## Exercise objective
Transcribe the listing that follows in full, omitting pictures.

======== Material for this exercise ========

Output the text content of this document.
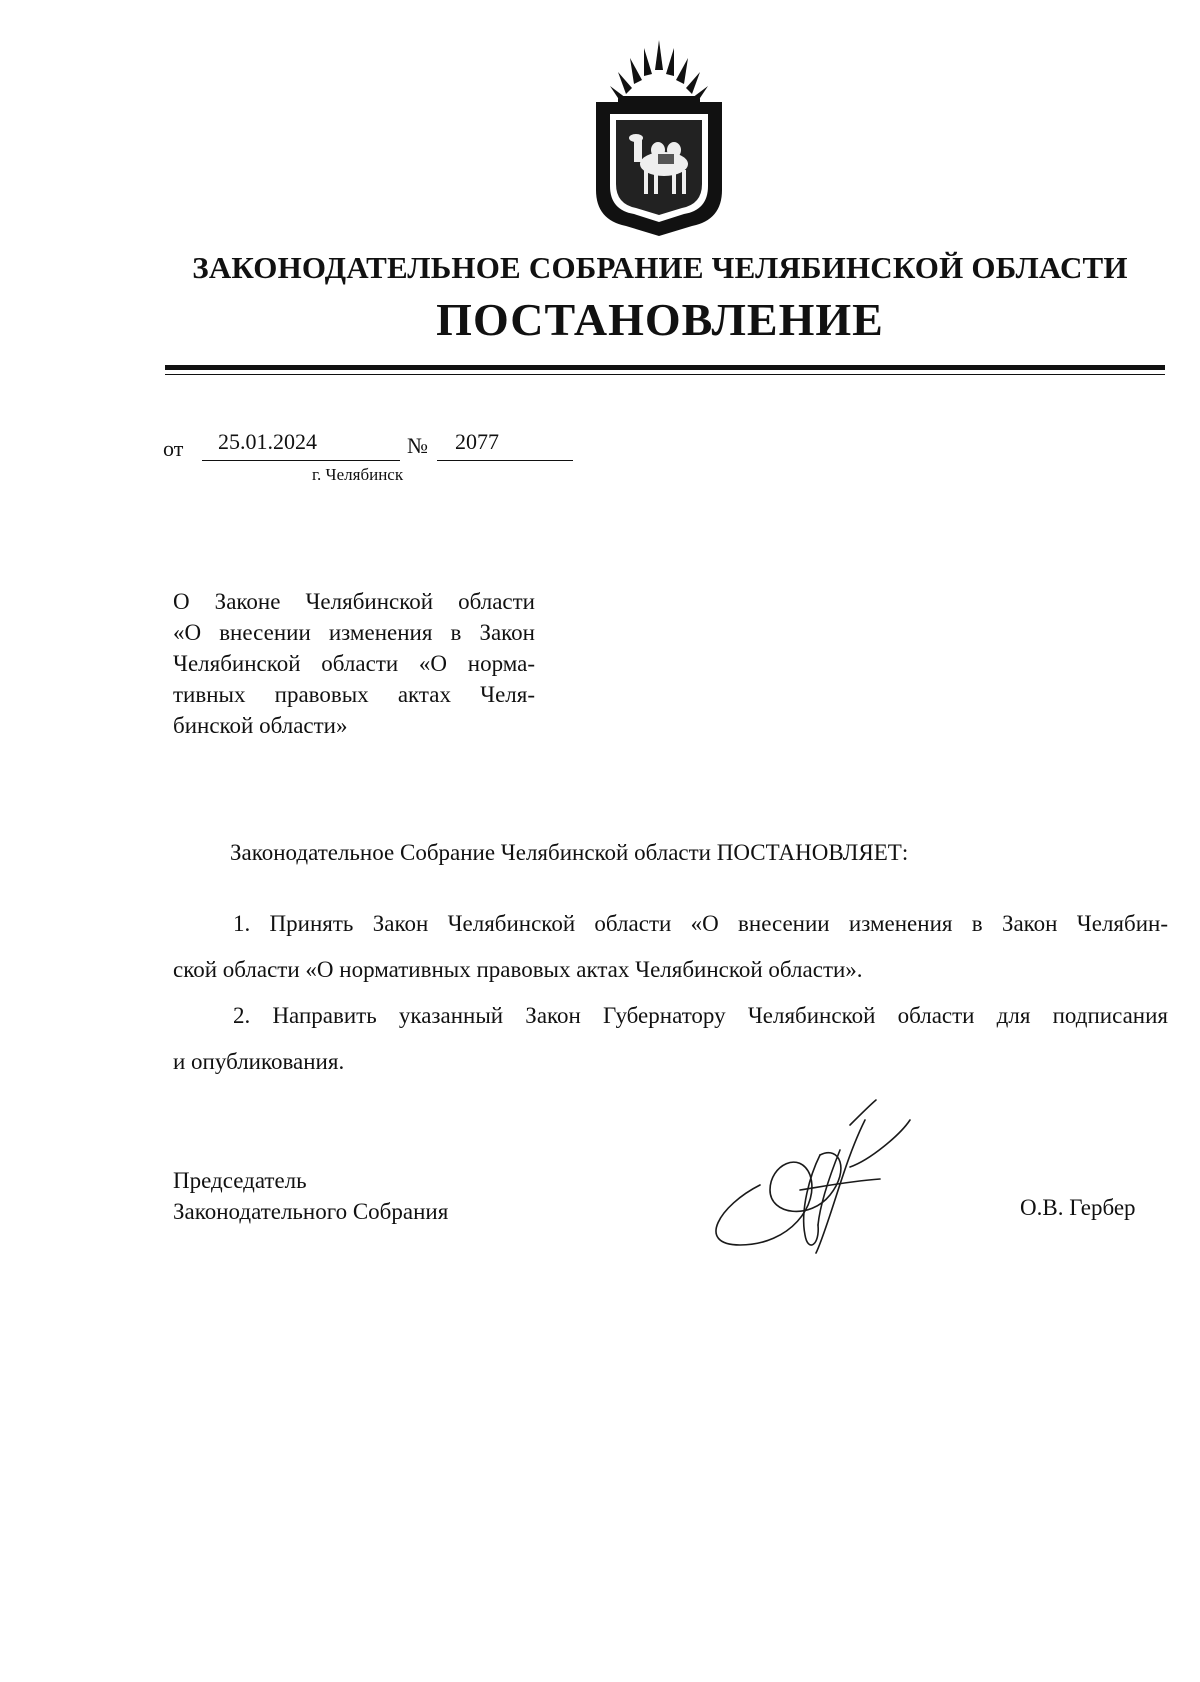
ЗАКОНОДАТЕЛЬНОЕ СОБРАНИЕ ЧЕЛЯБИНСКОЙ ОБЛАСТИ
ПОСТАНОВЛЕНИЕ
от 25.01.2024	№ 2077
г. Челябинск
О Законе Челябинской области
«О внесении изменения в Закон
Челябинской области «О норма-
тивных правовых актах Челя-
бинской области»
Законодательное Собрание Челябинской области ПОСТАНОВЛЯЕТ:
1. Принять Закон Челябинской области «О внесении изменения в Закон Челябин-
ской области «О нормативных правовых актах Челябинской области».
2. Направить указанный Закон Губернатору Челябинской области для подписания
и опубликования.
Председатель
Законодательного Собрания	О.В. Гербер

========

## Task answer
Output the text content of this document.
ЗАКОНОДАТЕЛЬНОЕ СОБРАНИЕ ЧЕЛЯБИНСКОЙ ОБЛАСТИ
ПОСТАНОВЛЕНИЕ
от 25.01.2024	№ 2077
г. Челябинск
О Законе Челябинской области
«О внесении изменения в Закон
Челябинской области «О норма-
тивных правовых актах Челя-
бинской области»
Законодательное Собрание Челябинской области ПОСТАНОВЛЯЕТ:
1. Принять Закон Челябинской области «О внесении изменения в Закон Челябин-
ской области «О нормативных правовых актах Челябинской области».
2. Направить указанный Закон Губернатору Челябинской области для подписания
и опубликования.
Председатель
Законодательного Собрания	О.В. Гербер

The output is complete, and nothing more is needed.